§ **What is expected**
Retype every one of the rows below precisely as they appear, omitting the pictures from your answer.

Annotated element rows
- - - - -
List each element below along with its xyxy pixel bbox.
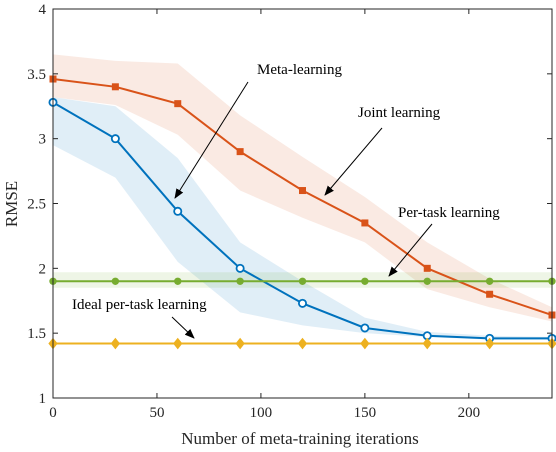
meta-learning-point	[173, 206, 183, 216]
per-task-learning-point	[111, 277, 120, 285]
per-task-learning-point	[236, 277, 244, 285]
meta-learning-annotation: Meta-learning	[257, 62, 342, 78]
joint-learning-point	[423, 264, 431, 272]
per-task-learning-point	[298, 277, 307, 285]
meta-learning-arrow	[174, 81, 249, 199]
y-tick-label: 2	[39, 261, 47, 277]
series-markers	[48, 75, 556, 350]
axes	[52, 8, 553, 399]
ideal-per-task-learning-point	[484, 337, 495, 350]
joint-learning-point	[361, 219, 369, 227]
per-task-learning-annotation: Per-task learning	[398, 205, 500, 221]
joint-learning-point	[486, 290, 494, 298]
joint-learning-point	[299, 187, 306, 195]
per-task-learning-arrow	[388, 223, 433, 277]
y-tick-label: 1	[39, 391, 47, 407]
meta-learning-point	[110, 134, 120, 144]
ideal-per-task-learning-point	[297, 337, 308, 350]
y-tick-label: 3.5	[27, 67, 46, 83]
joint-learning-point	[174, 100, 182, 108]
joint-learning-annotation: Joint learning	[358, 105, 441, 121]
x-tick-label: 0	[49, 405, 57, 421]
y-tick-label: 2.5	[27, 197, 46, 213]
joint-learning-point	[111, 83, 119, 91]
joint-learning-point	[236, 148, 244, 156]
ideal-per-task-learning-annotation: Ideal per-task learning	[72, 297, 207, 313]
meta-learning-point	[235, 263, 245, 273]
meta-learning-band	[53, 97, 552, 340]
x-axis-title: Number of meta-training iterations	[181, 429, 418, 448]
per-task-learning-point	[361, 277, 369, 285]
x-tick-label: 150	[354, 405, 377, 421]
ideal-per-task-learning-point	[235, 337, 245, 350]
y-tick-label: 3	[39, 132, 47, 148]
ideal-per-task-learning-arrow	[171, 316, 195, 339]
joint-learning-arrow	[324, 127, 383, 196]
per-task-learning-point	[485, 277, 494, 285]
x-tick-label: 100	[250, 405, 273, 421]
y-axis-title: RMSE	[2, 181, 21, 227]
ideal-per-task-learning-point	[360, 337, 370, 350]
ideal-per-task-learning-point	[110, 337, 121, 350]
x-tick-label: 50	[149, 405, 164, 421]
tick-labels: 0 50 100 150 200 1 1.5 2 2.5 3 3.5 4	[27, 2, 480, 421]
ideal-per-task-learning-point	[173, 337, 183, 350]
ideal-per-task-learning-point	[422, 337, 432, 350]
per-task-learning-point	[423, 277, 431, 285]
per-task-learning-point	[174, 277, 182, 285]
y-tick-label: 4	[39, 2, 47, 18]
meta-learning-point	[297, 298, 307, 308]
y-tick-label: 1.5	[27, 326, 46, 342]
annotations: Meta-learning Joint learning Per-task lear…	[72, 62, 500, 339]
meta-learning-point	[360, 323, 370, 333]
x-tick-label: 200	[458, 405, 481, 421]
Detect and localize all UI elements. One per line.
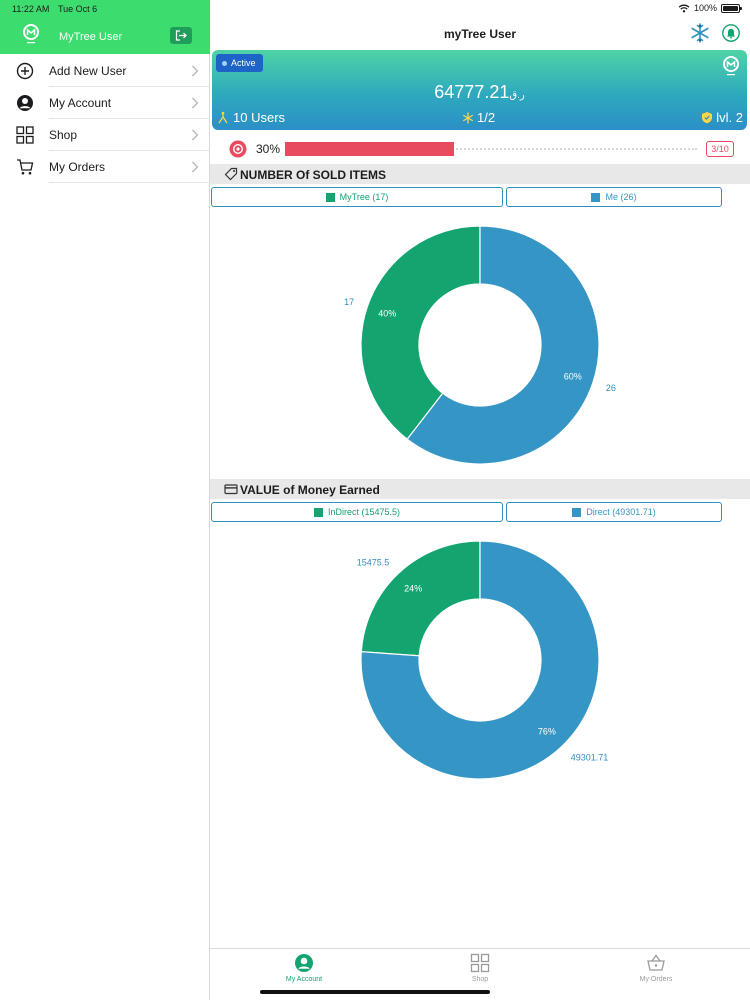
- - - - -
§ **Response to the task**
List each element below along with its xyxy pixel bbox.
meta-learning-point	[173, 206, 183, 216]
per-task-learning-point	[111, 277, 120, 285]
per-task-learning-point	[236, 277, 244, 285]
meta-learning-annotation: Meta-learning	[257, 62, 342, 78]
joint-learning-point	[423, 264, 431, 272]
per-task-learning-point	[298, 277, 307, 285]
meta-learning-arrow	[174, 81, 249, 199]
y-tick-label: 2	[39, 261, 47, 277]
series-markers	[48, 75, 556, 350]
axes	[52, 8, 553, 399]
ideal-per-task-learning-point	[484, 337, 495, 350]
joint-learning-point	[361, 219, 369, 227]
per-task-learning-annotation: Per-task learning	[398, 205, 500, 221]
joint-learning-point	[486, 290, 494, 298]
joint-learning-point	[299, 187, 306, 195]
per-task-learning-arrow	[388, 223, 433, 277]
y-tick-label: 1	[39, 391, 47, 407]
meta-learning-point	[110, 134, 120, 144]
ideal-per-task-learning-point	[297, 337, 308, 350]
y-tick-label: 3.5	[27, 67, 46, 83]
joint-learning-point	[174, 100, 182, 108]
joint-learning-annotation: Joint learning	[358, 105, 441, 121]
x-tick-label: 0	[49, 405, 57, 421]
y-tick-label: 2.5	[27, 197, 46, 213]
joint-learning-point	[111, 83, 119, 91]
joint-learning-point	[236, 148, 244, 156]
ideal-per-task-learning-annotation: Ideal per-task learning	[72, 297, 207, 313]
meta-learning-point	[235, 263, 245, 273]
meta-learning-band	[53, 97, 552, 340]
x-axis-title: Number of meta-training iterations	[181, 429, 418, 448]
per-task-learning-point	[361, 277, 369, 285]
x-tick-label: 150	[354, 405, 377, 421]
ideal-per-task-learning-point	[235, 337, 245, 350]
y-tick-label: 3	[39, 132, 47, 148]
ideal-per-task-learning-arrow	[171, 316, 195, 339]
joint-learning-arrow	[324, 127, 383, 196]
per-task-learning-point	[485, 277, 494, 285]
x-tick-label: 100	[250, 405, 273, 421]
y-axis-title: RMSE	[2, 181, 21, 227]
ideal-per-task-learning-point	[360, 337, 370, 350]
ideal-per-task-learning-point	[110, 337, 121, 350]
x-tick-label: 50	[149, 405, 164, 421]
tick-labels: 0 50 100 150 200 1 1.5 2 2.5 3 3.5 4	[27, 2, 480, 421]
ideal-per-task-learning-point	[173, 337, 183, 350]
ideal-per-task-learning-point	[422, 337, 432, 350]
per-task-learning-point	[423, 277, 431, 285]
per-task-learning-point	[174, 277, 182, 285]
y-tick-label: 4	[39, 2, 47, 18]
meta-learning-point	[297, 298, 307, 308]
y-tick-label: 1.5	[27, 326, 46, 342]
annotations: Meta-learning Joint learning Per-task lear…	[72, 62, 500, 339]
meta-learning-point	[360, 323, 370, 333]
x-tick-label: 200	[458, 405, 481, 421]
Detect and localize all UI elements. One per line.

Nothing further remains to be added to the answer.